What the exercise asks: All of the listing below must be repeated word for word. Pictures are the only thing to omit.

[Entries taken from a collection]

☆ ☆ ☆ ☆ ☆

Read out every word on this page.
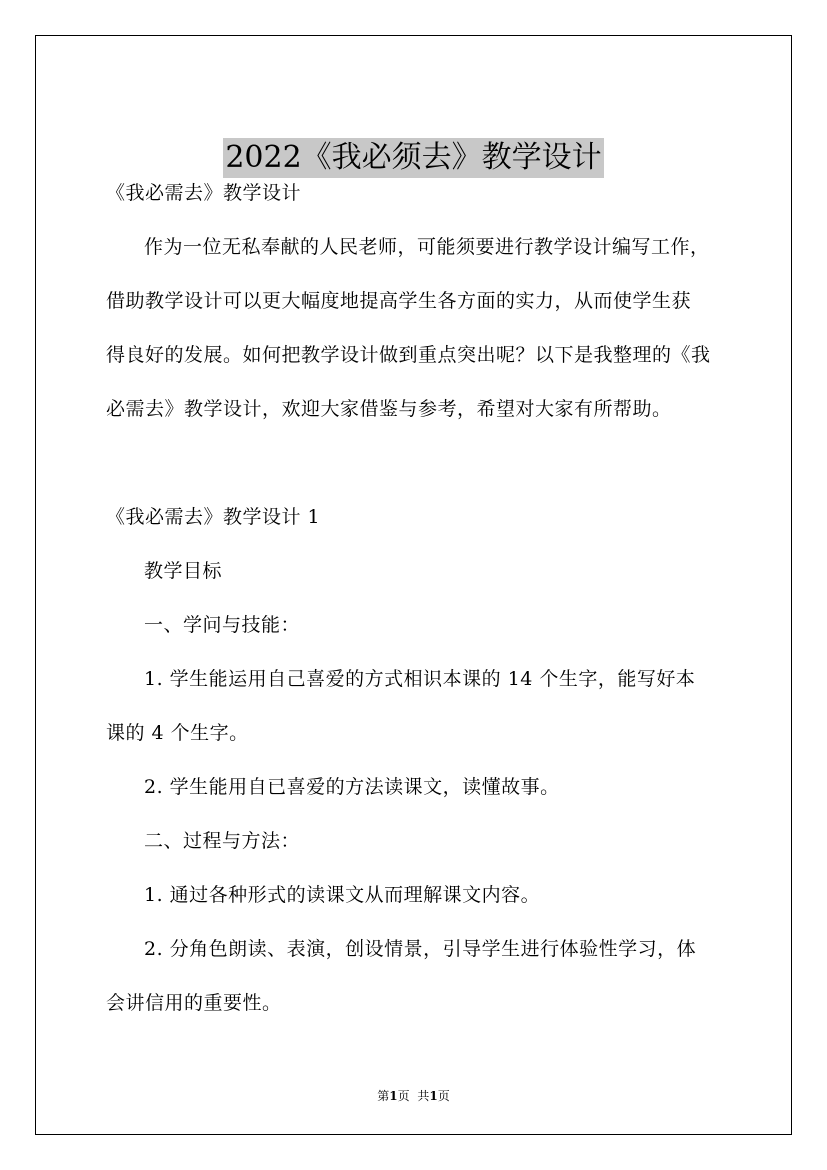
2022《我必须去》教学设计
《我必需去》教学设计
作为一位无私奉献的人民老师，可能须要进行教学设计编写工作，
借助教学设计可以更大幅度地提高学生各方面的实力，从而使学生获
得良好的发展。如何把教学设计做到重点突出呢？以下是我整理的《我
必需去》教学设计，欢迎大家借鉴与参考，希望对大家有所帮助。
《我必需去》教学设计 1
教学目标
一、学问与技能：
1. 学生能运用自己喜爱的方式相识本课的 14 个生字，能写好本
课的 4 个生字。
2. 学生能用自已喜爱的方法读课文，读懂故事。
二、过程与方法：
1. 通过各种形式的读课文从而理解课文内容。
2. 分角色朗读、表演，创设情景，引导学生进行体验性学习，体
会讲信用的重要性。
第1页 共1页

☆ ☆ ☆ ☆ ☆

Written solution:
Read out every word on this page.
2022《我必须去》教学设计
《我必需去》教学设计
作为一位无私奉献的人民老师，可能须要进行教学设计编写工作，
借助教学设计可以更大幅度地提高学生各方面的实力，从而使学生获
得良好的发展。如何把教学设计做到重点突出呢？以下是我整理的《我
必需去》教学设计，欢迎大家借鉴与参考，希望对大家有所帮助。
《我必需去》教学设计 1
教学目标
一、学问与技能：
1. 学生能运用自己喜爱的方式相识本课的 14 个生字，能写好本
课的 4 个生字。
2. 学生能用自已喜爱的方法读课文，读懂故事。
二、过程与方法：
1. 通过各种形式的读课文从而理解课文内容。
2. 分角色朗读、表演，创设情景，引导学生进行体验性学习，体
会讲信用的重要性。
第1页 共1页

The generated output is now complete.